Will you transcribe the entries that follow, exactly and in full?

-*-*-

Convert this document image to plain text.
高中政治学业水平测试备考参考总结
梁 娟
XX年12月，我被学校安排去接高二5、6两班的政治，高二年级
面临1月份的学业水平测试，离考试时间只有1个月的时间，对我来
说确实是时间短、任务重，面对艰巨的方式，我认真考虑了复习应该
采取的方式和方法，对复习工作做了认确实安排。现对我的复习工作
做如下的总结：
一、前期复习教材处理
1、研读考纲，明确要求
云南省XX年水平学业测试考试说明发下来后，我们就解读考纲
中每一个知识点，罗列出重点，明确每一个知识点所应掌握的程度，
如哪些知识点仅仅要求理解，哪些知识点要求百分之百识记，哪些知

-*-*-

#### ANSWER TO THIS EXERCISE:
Convert this document image to plain text.
高中政治学业水平测试备考参考总结
梁 娟
XX年12月，我被学校安排去接高二5、6两班的政治，高二年级
面临1月份的学业水平测试，离考试时间只有1个月的时间，对我来
说确实是时间短、任务重，面对艰巨的方式，我认真考虑了复习应该
采取的方式和方法，对复习工作做了认确实安排。现对我的复习工作
做如下的总结：
一、前期复习教材处理
1、研读考纲，明确要求
云南省XX年水平学业测试考试说明发下来后，我们就解读考纲
中每一个知识点，罗列出重点，明确每一个知识点所应掌握的程度，
如哪些知识点仅仅要求理解，哪些知识点要求百分之百识记，哪些知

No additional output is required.